Collect each line of the records containing the string "občino".

++++ Exercise materials ++++

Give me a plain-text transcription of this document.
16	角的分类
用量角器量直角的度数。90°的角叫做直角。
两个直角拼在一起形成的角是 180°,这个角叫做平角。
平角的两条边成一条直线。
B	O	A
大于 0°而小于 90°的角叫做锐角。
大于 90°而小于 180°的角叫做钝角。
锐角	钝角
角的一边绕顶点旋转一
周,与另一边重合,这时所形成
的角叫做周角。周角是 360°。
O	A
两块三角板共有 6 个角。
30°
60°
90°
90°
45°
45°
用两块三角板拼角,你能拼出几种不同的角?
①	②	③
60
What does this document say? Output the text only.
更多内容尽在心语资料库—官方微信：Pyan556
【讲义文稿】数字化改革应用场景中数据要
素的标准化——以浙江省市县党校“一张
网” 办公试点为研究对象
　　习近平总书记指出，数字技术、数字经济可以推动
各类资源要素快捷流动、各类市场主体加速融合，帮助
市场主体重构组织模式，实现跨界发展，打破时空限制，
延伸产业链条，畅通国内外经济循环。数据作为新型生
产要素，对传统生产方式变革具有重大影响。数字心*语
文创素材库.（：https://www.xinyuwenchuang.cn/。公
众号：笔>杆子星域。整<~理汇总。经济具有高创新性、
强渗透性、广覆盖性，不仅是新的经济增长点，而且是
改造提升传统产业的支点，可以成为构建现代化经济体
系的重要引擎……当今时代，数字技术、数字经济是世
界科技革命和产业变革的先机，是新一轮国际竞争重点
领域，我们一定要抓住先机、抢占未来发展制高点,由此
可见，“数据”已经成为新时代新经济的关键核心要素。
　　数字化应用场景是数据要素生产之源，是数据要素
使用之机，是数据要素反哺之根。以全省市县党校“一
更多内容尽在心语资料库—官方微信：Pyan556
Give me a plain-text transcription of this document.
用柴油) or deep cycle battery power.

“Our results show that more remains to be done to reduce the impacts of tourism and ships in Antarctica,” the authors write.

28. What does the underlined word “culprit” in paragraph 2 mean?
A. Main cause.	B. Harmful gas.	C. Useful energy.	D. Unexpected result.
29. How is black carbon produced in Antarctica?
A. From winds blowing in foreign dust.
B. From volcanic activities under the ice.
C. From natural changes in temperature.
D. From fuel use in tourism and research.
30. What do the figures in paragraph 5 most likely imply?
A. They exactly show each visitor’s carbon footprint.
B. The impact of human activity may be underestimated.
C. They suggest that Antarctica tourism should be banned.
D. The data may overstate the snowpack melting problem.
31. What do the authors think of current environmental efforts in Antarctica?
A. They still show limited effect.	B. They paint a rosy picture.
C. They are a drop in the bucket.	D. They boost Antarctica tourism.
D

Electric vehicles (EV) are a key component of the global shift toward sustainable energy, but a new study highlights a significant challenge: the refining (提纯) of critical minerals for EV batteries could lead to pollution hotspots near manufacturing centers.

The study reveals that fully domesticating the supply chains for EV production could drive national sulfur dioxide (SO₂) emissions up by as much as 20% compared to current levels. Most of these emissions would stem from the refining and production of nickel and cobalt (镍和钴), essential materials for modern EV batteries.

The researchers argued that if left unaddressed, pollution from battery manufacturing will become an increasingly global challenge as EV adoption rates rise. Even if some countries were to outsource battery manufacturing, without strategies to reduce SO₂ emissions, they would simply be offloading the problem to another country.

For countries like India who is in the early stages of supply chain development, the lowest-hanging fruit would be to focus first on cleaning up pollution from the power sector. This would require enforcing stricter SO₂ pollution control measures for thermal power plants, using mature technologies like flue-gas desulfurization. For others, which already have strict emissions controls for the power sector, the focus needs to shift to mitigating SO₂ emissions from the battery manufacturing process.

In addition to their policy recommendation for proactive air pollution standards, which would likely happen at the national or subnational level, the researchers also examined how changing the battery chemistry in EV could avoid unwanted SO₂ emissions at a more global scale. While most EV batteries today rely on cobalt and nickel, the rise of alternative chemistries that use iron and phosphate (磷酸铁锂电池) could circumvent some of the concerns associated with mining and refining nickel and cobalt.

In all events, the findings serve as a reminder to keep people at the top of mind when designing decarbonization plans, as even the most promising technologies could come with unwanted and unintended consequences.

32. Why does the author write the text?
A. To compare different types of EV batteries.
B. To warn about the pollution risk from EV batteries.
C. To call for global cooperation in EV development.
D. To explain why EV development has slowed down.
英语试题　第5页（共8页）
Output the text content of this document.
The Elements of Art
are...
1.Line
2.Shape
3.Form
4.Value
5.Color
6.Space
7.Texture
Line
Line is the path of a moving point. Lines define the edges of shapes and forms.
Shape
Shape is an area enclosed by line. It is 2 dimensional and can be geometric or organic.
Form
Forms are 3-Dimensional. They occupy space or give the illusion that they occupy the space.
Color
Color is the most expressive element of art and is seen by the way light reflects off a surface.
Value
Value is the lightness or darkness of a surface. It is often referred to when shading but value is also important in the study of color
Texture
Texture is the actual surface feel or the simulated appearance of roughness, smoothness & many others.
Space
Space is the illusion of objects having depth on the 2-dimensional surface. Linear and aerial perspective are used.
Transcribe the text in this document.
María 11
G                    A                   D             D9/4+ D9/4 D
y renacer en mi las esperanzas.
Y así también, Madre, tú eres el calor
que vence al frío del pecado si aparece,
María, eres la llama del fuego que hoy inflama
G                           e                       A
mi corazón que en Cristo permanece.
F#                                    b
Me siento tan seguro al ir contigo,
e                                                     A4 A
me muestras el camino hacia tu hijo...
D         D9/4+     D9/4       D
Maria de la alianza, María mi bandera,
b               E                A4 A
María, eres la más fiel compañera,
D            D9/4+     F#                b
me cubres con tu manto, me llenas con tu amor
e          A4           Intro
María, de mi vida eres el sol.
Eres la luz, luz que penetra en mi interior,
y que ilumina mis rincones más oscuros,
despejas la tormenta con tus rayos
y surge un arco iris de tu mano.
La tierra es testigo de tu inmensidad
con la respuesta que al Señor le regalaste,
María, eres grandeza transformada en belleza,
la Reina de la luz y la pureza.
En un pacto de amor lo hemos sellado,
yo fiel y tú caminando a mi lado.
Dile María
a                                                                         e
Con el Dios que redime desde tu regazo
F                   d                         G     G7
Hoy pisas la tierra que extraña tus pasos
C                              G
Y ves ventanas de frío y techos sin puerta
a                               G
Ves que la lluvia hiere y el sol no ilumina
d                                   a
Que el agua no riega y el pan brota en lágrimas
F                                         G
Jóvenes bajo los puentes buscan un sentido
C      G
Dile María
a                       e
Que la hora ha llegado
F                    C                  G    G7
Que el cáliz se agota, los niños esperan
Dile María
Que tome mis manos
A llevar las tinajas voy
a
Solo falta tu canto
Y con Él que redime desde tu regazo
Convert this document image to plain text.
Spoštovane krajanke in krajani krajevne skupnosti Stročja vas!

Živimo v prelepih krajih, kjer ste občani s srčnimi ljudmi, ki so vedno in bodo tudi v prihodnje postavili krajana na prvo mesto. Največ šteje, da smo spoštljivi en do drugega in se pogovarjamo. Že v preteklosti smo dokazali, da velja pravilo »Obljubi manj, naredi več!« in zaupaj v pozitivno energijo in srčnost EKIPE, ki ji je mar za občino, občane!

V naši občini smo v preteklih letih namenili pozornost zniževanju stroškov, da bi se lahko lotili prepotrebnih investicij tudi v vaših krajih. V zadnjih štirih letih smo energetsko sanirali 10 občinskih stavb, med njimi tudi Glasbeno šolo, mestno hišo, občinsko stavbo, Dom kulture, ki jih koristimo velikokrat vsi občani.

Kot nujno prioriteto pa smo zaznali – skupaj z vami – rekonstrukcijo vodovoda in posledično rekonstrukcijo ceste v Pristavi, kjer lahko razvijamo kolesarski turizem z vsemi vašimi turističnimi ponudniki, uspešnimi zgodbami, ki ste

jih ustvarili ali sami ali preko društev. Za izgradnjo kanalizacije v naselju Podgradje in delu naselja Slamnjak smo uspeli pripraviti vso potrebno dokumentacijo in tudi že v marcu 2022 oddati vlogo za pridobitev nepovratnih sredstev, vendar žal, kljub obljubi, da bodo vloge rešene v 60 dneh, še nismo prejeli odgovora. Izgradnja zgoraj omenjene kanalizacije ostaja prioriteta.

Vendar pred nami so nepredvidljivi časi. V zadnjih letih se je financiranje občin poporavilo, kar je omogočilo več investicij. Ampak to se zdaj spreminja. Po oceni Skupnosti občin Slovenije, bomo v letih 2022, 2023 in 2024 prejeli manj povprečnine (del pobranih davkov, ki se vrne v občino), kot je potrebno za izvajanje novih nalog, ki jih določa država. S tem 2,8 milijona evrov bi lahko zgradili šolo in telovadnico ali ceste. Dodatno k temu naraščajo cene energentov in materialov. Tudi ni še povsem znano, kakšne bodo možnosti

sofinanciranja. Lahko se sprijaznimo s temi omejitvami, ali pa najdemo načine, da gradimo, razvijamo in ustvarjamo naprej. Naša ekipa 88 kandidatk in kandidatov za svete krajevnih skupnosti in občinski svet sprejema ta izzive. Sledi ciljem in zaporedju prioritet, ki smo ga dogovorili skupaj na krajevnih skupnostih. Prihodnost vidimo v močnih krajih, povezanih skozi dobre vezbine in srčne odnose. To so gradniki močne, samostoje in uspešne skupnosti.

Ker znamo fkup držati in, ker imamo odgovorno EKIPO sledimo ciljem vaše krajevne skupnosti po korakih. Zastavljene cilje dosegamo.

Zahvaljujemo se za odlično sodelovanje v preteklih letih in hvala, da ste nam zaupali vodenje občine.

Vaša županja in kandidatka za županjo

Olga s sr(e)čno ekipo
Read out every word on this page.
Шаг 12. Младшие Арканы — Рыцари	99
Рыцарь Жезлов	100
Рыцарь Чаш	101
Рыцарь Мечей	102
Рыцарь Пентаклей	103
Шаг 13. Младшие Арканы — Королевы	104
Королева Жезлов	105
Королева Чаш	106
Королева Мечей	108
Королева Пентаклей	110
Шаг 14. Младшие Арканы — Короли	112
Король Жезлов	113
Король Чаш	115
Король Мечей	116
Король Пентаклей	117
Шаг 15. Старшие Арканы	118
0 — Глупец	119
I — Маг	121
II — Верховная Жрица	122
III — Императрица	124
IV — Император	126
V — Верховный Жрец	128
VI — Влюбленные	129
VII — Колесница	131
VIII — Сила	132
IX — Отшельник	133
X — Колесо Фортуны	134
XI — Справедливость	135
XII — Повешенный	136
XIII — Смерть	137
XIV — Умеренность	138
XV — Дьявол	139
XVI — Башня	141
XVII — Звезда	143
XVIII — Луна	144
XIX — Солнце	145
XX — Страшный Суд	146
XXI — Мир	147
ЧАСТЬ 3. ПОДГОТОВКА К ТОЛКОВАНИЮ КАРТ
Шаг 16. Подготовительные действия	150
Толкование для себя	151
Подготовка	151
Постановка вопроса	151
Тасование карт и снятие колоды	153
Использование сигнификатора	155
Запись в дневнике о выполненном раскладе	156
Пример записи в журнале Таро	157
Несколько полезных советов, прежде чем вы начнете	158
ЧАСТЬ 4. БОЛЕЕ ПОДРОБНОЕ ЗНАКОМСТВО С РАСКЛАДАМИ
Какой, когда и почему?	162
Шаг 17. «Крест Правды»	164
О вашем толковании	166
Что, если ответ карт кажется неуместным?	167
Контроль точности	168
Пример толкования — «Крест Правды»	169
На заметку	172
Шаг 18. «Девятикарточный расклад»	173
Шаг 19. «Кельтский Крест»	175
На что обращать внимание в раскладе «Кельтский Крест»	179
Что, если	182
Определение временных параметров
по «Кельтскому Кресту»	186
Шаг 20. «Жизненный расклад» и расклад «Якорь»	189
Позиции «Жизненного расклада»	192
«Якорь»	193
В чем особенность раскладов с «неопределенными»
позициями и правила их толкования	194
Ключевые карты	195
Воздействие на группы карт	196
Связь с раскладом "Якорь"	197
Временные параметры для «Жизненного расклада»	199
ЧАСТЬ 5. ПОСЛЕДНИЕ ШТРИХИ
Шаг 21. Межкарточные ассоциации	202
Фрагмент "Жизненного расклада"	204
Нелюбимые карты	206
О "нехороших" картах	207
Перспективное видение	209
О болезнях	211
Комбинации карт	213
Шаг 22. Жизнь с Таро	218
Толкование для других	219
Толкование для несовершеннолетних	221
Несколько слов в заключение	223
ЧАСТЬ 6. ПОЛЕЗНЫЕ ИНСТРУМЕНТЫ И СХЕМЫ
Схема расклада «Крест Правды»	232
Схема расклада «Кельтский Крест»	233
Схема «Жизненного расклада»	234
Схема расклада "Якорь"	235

++++

### Finished task
Živimo v prelepih krajih, kjer ste občani s srčnimi ljudmi, ki so vedno in bodo tudi v prihodnje postavili krajana na prvo mesto. Največ šteje, da smo spoštljivi en do drugega in se pogovarjamo. Že v preteklosti smo dokazali, da velja pravilo »Obljubi manj, naredi več!« in zaupaj v pozitivno energijo in srčnost EKIPE, ki ji je mar za občino, občane!
Vendar pred nami so nepredvidljivi časi. V zadnjih letih se je financiranje občin poporavilo, kar je omogočilo več investicij. Ampak to se zdaj spreminja. Po oceni Skupnosti občin Slovenije, bomo v letih 2022, 2023 in 2024 prejeli manj povprečnine (del pobranih davkov, ki se vrne v občino), kot je potrebno za izvajanje novih nalog, ki jih določa država. S tem 2,8 milijona evrov bi lahko zgradili šolo in telovadnico ali ceste. Dodatno k temu naraščajo cene energentov in materialov. Tudi ni še povsem znano, kakšne bodo možnosti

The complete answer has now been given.